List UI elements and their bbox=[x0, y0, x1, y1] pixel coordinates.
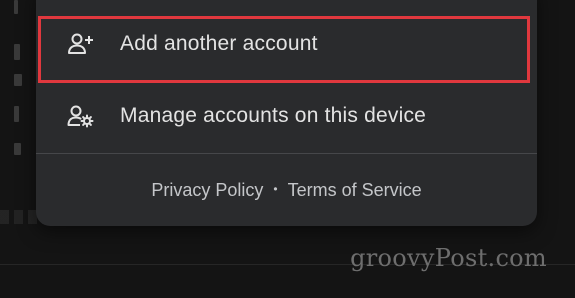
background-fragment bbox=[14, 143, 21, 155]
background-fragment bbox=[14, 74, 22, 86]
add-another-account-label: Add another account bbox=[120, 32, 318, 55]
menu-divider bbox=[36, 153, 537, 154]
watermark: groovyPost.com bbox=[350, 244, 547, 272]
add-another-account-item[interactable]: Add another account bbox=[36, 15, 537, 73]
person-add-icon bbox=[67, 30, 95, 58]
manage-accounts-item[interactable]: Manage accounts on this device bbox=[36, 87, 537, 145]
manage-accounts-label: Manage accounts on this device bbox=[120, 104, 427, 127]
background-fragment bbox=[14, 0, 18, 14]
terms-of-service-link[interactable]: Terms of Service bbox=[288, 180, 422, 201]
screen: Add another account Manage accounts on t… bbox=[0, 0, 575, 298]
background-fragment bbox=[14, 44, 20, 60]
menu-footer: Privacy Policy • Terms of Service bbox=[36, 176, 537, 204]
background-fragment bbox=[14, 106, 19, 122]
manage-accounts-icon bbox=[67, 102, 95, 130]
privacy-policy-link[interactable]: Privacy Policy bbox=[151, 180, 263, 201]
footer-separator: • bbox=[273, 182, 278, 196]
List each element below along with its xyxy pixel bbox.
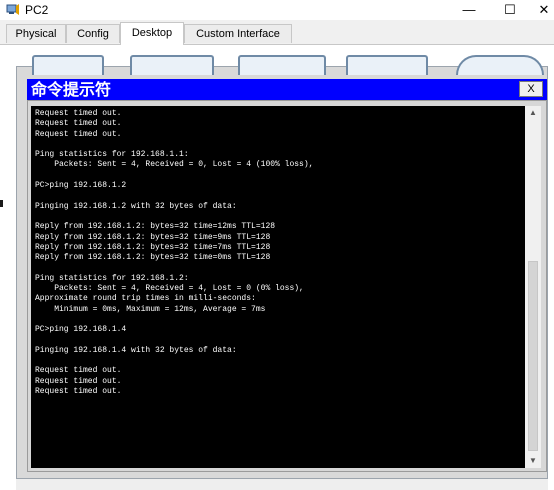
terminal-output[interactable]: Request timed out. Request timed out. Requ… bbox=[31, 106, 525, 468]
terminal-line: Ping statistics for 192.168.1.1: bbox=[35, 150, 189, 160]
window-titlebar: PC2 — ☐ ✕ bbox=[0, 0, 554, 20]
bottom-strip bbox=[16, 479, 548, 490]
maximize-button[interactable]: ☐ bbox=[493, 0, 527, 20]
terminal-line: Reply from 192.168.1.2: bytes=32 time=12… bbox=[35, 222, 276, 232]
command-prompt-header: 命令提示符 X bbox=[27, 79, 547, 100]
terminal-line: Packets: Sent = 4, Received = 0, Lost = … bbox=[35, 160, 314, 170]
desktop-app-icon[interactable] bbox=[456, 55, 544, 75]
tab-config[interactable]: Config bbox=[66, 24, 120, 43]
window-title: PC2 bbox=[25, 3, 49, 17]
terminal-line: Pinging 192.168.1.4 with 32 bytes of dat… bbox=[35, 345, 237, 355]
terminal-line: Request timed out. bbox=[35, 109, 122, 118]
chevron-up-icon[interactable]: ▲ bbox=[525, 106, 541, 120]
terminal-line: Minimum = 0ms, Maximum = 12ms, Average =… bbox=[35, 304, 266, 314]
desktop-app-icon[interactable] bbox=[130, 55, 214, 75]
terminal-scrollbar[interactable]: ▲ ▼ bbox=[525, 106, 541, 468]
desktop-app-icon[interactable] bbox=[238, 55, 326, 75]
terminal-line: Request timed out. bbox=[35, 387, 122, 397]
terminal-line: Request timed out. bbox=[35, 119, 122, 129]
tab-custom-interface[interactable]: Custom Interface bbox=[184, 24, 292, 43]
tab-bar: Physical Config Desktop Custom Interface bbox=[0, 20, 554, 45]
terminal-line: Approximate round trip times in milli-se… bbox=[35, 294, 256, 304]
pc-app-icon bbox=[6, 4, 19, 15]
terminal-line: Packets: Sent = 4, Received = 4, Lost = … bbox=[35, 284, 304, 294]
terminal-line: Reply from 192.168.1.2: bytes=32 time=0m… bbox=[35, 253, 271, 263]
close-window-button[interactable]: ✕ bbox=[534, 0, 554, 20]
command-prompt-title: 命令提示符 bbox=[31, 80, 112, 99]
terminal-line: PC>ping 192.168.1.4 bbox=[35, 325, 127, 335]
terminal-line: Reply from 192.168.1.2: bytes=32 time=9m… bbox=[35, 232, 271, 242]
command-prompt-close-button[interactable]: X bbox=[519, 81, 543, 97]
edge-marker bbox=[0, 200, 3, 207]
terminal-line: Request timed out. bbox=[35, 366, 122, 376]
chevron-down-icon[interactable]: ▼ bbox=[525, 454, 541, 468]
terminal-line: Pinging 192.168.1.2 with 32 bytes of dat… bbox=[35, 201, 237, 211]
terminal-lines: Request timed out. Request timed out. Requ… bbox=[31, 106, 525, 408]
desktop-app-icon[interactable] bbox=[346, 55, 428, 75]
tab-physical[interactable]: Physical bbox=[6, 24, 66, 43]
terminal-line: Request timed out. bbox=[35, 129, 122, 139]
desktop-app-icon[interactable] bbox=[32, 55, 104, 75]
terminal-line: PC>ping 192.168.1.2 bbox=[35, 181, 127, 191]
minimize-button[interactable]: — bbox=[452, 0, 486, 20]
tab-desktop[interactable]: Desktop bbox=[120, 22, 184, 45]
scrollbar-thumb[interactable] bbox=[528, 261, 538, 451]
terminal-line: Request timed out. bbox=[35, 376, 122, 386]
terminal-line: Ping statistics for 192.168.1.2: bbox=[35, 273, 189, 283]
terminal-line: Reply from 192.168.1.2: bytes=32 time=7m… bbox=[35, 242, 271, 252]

※

Copy both entries above line for line without changing anything, but leave out the picture lines.

List UI elements and their bbox=[x0, y0, x1, y1] pixel coordinates.
background-fragment bbox=[14, 143, 21, 155]
background-fragment bbox=[14, 74, 22, 86]
add-another-account-label: Add another account bbox=[120, 32, 318, 55]
menu-divider bbox=[36, 153, 537, 154]
watermark: groovyPost.com bbox=[350, 244, 547, 272]
add-another-account-item[interactable]: Add another account bbox=[36, 15, 537, 73]
person-add-icon bbox=[67, 30, 95, 58]
manage-accounts-item[interactable]: Manage accounts on this device bbox=[36, 87, 537, 145]
manage-accounts-label: Manage accounts on this device bbox=[120, 104, 427, 127]
background-fragment bbox=[14, 0, 18, 14]
terms-of-service-link[interactable]: Terms of Service bbox=[288, 180, 422, 201]
screen: Add another account Manage accounts on t… bbox=[0, 0, 575, 298]
background-fragment bbox=[14, 44, 20, 60]
menu-footer: Privacy Policy • Terms of Service bbox=[36, 176, 537, 204]
background-fragment bbox=[14, 106, 19, 122]
manage-accounts-icon bbox=[67, 102, 95, 130]
privacy-policy-link[interactable]: Privacy Policy bbox=[151, 180, 263, 201]
footer-separator: • bbox=[273, 182, 278, 196]
List each element below along with its xyxy pixel bbox.
terminal-output[interactable]: Request timed out. Request timed out. Requ… bbox=[31, 106, 525, 468]
terminal-line: Ping statistics for 192.168.1.1: bbox=[35, 150, 189, 160]
window-titlebar: PC2 — ☐ ✕ bbox=[0, 0, 554, 20]
bottom-strip bbox=[16, 479, 548, 490]
maximize-button[interactable]: ☐ bbox=[493, 0, 527, 20]
terminal-line: Reply from 192.168.1.2: bytes=32 time=12… bbox=[35, 222, 276, 232]
command-prompt-header: 命令提示符 X bbox=[27, 79, 547, 100]
terminal-line: Packets: Sent = 4, Received = 0, Lost = … bbox=[35, 160, 314, 170]
desktop-app-icon[interactable] bbox=[456, 55, 544, 75]
tab-config[interactable]: Config bbox=[66, 24, 120, 43]
window-title: PC2 bbox=[25, 3, 49, 17]
terminal-line: Pinging 192.168.1.4 with 32 bytes of dat… bbox=[35, 345, 237, 355]
terminal-line: Request timed out. bbox=[35, 109, 122, 118]
chevron-up-icon[interactable]: ▲ bbox=[525, 106, 541, 120]
terminal-line: Minimum = 0ms, Maximum = 12ms, Average =… bbox=[35, 304, 266, 314]
desktop-app-icon[interactable] bbox=[130, 55, 214, 75]
terminal-scrollbar[interactable]: ▲ ▼ bbox=[525, 106, 541, 468]
desktop-app-icon[interactable] bbox=[238, 55, 326, 75]
terminal-line: Request timed out. bbox=[35, 387, 122, 397]
terminal-line: Request timed out. bbox=[35, 119, 122, 129]
tab-custom-interface[interactable]: Custom Interface bbox=[184, 24, 292, 43]
tab-bar: Physical Config Desktop Custom Interface bbox=[0, 20, 554, 45]
terminal-line: Approximate round trip times in milli-se… bbox=[35, 294, 256, 304]
pc-app-icon bbox=[6, 4, 19, 15]
terminal-line: Packets: Sent = 4, Received = 4, Lost = … bbox=[35, 284, 304, 294]
terminal-line: Reply from 192.168.1.2: bytes=32 time=0m… bbox=[35, 253, 271, 263]
close-window-button[interactable]: ✕ bbox=[534, 0, 554, 20]
command-prompt-title: 命令提示符 bbox=[31, 80, 112, 99]
terminal-line: PC>ping 192.168.1.4 bbox=[35, 325, 127, 335]
terminal-line: Reply from 192.168.1.2: bytes=32 time=9m… bbox=[35, 232, 271, 242]
command-prompt-close-button[interactable]: X bbox=[519, 81, 543, 97]
edge-marker bbox=[0, 200, 3, 207]
terminal-line: Request timed out. bbox=[35, 366, 122, 376]
chevron-down-icon[interactable]: ▼ bbox=[525, 454, 541, 468]
terminal-line: Pinging 192.168.1.2 with 32 bytes of dat… bbox=[35, 201, 237, 211]
terminal-lines: Request timed out. Request timed out. Requ… bbox=[31, 106, 525, 408]
desktop-app-icon[interactable] bbox=[346, 55, 428, 75]
tab-physical[interactable]: Physical bbox=[6, 24, 66, 43]
terminal-line: Request timed out. bbox=[35, 129, 122, 139]
desktop-app-icon[interactable] bbox=[32, 55, 104, 75]
terminal-line: PC>ping 192.168.1.2 bbox=[35, 181, 127, 191]
minimize-button[interactable]: — bbox=[452, 0, 486, 20]
tab-desktop[interactable]: Desktop bbox=[120, 22, 184, 45]
scrollbar-thumb[interactable] bbox=[528, 261, 538, 451]
terminal-line: Request timed out. bbox=[35, 376, 122, 386]
terminal-line: Ping statistics for 192.168.1.2: bbox=[35, 273, 189, 283]
terminal-line: Reply from 192.168.1.2: bytes=32 time=7m… bbox=[35, 242, 271, 252]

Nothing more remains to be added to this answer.